● TO BE DONE
Where a line holds "name", copy it.

________________________________________

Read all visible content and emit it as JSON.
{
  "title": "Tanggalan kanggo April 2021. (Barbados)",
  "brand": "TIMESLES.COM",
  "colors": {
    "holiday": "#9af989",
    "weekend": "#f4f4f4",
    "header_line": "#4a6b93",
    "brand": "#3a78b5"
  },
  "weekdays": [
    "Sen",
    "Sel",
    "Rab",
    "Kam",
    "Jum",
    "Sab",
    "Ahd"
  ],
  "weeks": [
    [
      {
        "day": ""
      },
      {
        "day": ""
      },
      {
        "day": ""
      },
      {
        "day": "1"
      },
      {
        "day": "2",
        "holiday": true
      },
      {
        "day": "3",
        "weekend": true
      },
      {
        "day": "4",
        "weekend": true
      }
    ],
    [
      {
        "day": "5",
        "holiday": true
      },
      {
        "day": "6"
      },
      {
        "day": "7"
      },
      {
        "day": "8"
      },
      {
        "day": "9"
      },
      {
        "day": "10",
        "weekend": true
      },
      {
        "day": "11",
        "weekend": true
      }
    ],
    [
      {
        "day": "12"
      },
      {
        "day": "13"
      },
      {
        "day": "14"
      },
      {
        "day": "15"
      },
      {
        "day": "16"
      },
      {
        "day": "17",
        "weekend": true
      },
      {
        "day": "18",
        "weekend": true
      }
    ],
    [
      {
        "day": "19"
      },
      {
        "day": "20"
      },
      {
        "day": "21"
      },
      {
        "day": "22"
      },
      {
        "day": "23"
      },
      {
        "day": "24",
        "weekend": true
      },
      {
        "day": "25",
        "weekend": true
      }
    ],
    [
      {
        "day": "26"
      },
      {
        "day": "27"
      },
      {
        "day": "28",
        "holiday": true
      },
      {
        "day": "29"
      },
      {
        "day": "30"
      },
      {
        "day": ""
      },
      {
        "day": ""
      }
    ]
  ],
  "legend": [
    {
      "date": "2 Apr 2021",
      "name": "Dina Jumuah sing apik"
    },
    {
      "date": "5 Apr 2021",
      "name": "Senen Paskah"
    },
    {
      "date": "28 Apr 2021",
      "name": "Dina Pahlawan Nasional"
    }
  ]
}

________________________________________

● CORRECT RESPONSE
      "name": "Dina Jumuah sing apik"
      "name": "Senen Paskah"
      "name": "Dina Pahlawan Nasional"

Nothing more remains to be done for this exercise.